The answer is a single number: how many lines hold the string "меңгеру".
##### EXTRACTED DATA
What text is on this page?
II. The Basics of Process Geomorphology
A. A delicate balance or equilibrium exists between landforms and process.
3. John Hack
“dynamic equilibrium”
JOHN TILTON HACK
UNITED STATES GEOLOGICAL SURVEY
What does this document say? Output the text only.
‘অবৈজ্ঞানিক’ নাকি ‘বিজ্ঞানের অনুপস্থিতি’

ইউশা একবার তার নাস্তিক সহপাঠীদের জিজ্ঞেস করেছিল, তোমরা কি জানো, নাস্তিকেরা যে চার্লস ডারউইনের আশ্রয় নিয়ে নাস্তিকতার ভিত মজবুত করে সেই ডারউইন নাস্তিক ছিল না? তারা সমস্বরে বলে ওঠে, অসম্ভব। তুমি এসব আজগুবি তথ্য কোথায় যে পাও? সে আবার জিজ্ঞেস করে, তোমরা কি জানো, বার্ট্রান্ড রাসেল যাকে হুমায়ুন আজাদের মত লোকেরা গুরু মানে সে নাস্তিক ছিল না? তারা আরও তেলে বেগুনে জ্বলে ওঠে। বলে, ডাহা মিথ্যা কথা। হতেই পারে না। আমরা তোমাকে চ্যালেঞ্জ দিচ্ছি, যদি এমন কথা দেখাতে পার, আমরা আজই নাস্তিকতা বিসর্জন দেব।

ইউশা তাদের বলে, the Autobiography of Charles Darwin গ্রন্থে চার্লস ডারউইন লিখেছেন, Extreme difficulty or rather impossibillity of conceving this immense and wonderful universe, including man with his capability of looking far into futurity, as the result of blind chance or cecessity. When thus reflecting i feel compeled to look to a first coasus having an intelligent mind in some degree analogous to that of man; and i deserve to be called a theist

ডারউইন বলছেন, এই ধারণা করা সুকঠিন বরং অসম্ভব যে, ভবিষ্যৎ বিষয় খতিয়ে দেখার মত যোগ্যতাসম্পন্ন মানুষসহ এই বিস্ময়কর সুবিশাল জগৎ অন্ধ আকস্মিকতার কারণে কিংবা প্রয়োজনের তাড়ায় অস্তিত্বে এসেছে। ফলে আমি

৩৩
##########
##### EXTRACTED DATA
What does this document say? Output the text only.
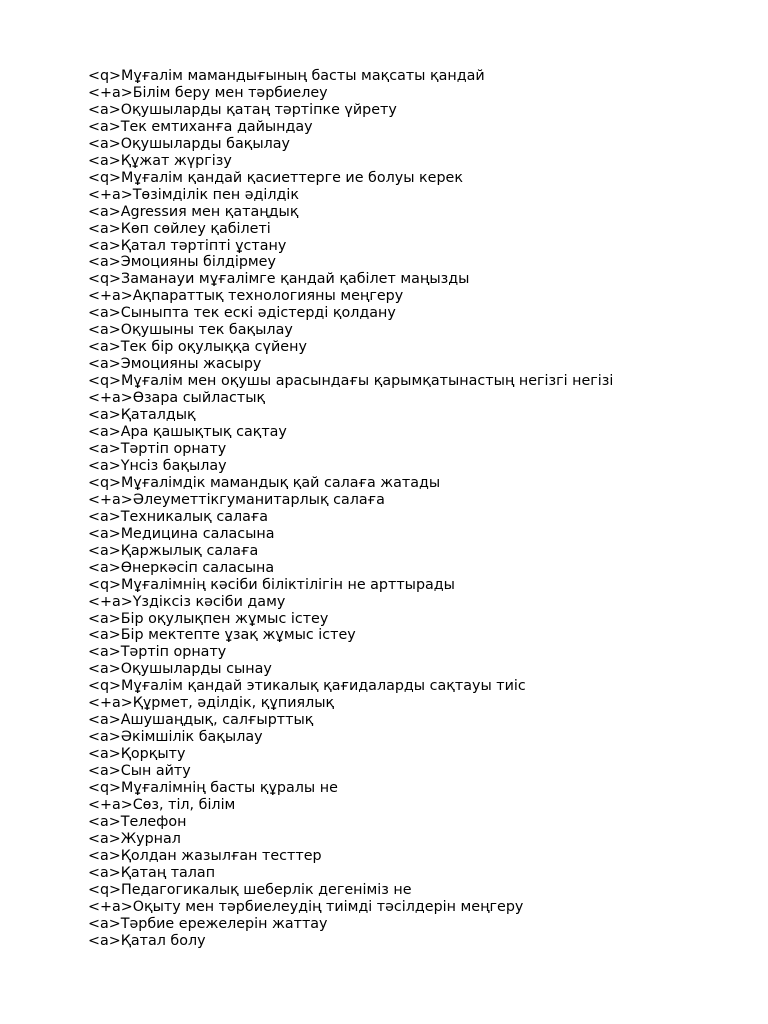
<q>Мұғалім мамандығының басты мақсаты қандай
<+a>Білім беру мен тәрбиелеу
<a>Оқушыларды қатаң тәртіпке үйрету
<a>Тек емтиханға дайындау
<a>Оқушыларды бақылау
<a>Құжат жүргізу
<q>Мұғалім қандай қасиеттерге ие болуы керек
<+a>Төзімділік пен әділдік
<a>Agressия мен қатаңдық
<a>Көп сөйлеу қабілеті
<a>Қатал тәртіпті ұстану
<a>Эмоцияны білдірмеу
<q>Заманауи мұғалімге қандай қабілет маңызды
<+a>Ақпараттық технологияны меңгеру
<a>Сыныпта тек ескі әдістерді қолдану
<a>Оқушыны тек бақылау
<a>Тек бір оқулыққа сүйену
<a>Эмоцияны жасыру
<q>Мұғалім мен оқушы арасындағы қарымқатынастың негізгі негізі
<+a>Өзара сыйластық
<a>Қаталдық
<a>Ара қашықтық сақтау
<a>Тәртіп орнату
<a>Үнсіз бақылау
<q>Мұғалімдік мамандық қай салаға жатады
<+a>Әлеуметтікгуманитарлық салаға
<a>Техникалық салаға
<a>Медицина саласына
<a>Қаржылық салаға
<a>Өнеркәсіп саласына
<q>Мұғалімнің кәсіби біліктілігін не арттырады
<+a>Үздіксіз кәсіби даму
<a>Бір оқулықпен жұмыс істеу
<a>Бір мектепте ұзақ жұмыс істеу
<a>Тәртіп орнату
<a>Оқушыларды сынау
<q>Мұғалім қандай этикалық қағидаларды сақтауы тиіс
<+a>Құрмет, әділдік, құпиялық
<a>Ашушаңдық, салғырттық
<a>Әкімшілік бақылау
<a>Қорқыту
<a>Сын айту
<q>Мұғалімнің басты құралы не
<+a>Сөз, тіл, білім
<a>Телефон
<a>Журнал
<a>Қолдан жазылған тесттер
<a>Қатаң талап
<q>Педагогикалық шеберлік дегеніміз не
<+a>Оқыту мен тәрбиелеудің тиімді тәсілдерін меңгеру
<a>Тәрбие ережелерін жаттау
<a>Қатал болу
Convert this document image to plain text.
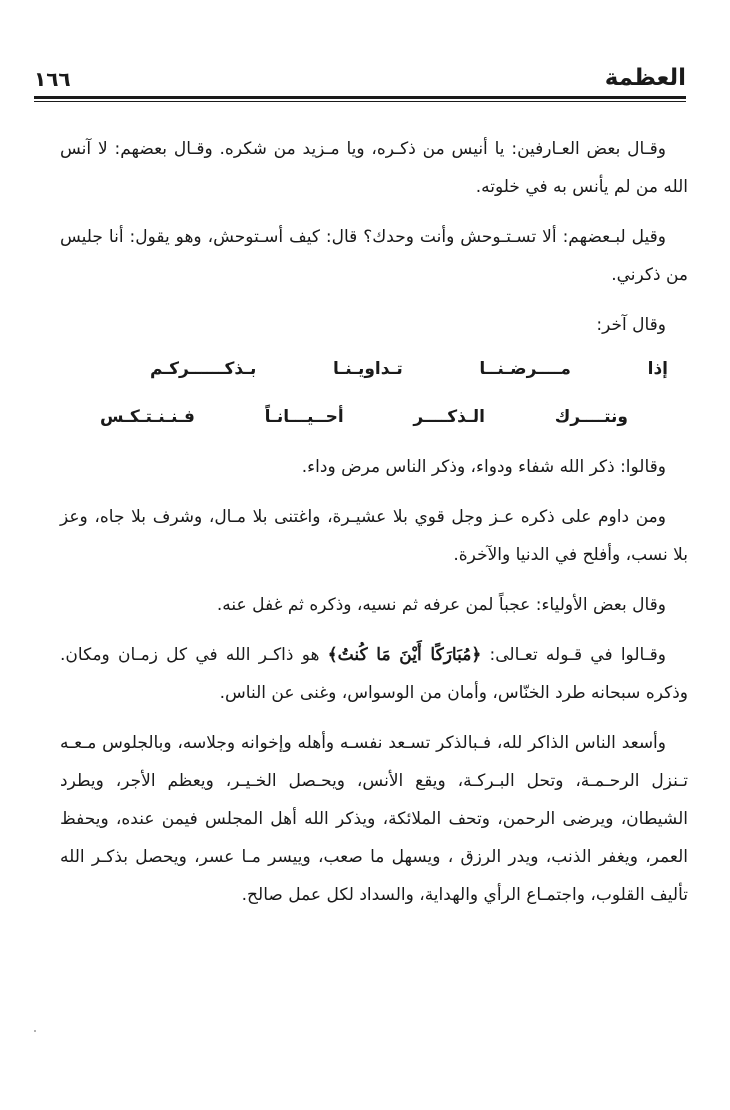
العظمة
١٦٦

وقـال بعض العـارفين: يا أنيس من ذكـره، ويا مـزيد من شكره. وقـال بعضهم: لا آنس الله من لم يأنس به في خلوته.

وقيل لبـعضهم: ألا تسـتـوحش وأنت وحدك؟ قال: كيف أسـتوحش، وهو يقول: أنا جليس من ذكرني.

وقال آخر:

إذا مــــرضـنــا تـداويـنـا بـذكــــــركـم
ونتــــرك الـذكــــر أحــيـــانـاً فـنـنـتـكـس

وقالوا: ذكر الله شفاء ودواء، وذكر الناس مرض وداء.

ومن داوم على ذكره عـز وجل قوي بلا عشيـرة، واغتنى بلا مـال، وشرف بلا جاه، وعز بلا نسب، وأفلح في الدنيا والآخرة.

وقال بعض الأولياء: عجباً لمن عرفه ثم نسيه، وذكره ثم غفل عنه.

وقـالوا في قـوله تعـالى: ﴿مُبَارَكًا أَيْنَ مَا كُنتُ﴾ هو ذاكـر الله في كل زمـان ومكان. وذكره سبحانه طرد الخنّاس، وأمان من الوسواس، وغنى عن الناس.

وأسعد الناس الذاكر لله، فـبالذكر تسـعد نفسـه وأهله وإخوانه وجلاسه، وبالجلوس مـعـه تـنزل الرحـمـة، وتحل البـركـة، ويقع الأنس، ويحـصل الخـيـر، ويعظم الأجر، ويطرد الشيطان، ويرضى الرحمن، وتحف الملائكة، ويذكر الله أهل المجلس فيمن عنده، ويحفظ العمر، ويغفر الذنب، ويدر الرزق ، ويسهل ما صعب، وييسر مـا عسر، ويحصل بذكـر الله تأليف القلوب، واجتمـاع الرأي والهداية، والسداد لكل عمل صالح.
##########
##### EXTRACTED DATA
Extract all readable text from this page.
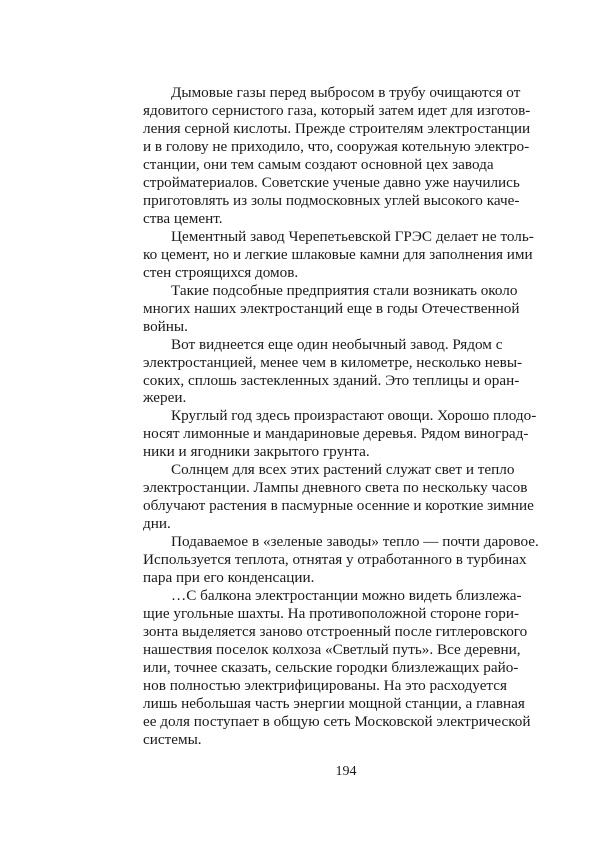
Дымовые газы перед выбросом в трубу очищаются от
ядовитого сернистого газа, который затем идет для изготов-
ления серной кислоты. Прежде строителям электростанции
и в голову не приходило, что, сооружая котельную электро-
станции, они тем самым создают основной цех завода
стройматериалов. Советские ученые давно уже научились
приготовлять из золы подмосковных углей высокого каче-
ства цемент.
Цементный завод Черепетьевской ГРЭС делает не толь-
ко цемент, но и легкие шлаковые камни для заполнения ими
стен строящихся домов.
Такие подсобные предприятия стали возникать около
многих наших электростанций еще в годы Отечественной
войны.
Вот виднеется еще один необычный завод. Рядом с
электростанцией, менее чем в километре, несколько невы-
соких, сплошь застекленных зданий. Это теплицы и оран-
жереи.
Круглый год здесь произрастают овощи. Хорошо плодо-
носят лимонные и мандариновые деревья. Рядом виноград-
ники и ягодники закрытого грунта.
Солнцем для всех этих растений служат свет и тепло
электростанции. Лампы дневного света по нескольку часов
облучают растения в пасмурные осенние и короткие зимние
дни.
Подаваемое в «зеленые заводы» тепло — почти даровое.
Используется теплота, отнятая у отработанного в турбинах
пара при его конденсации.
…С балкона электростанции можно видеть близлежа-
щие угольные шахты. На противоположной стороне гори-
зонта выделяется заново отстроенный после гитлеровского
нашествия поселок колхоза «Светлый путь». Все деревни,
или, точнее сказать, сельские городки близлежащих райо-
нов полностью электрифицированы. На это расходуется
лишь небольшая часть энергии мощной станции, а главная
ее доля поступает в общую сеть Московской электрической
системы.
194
##########
THE ANSWER
2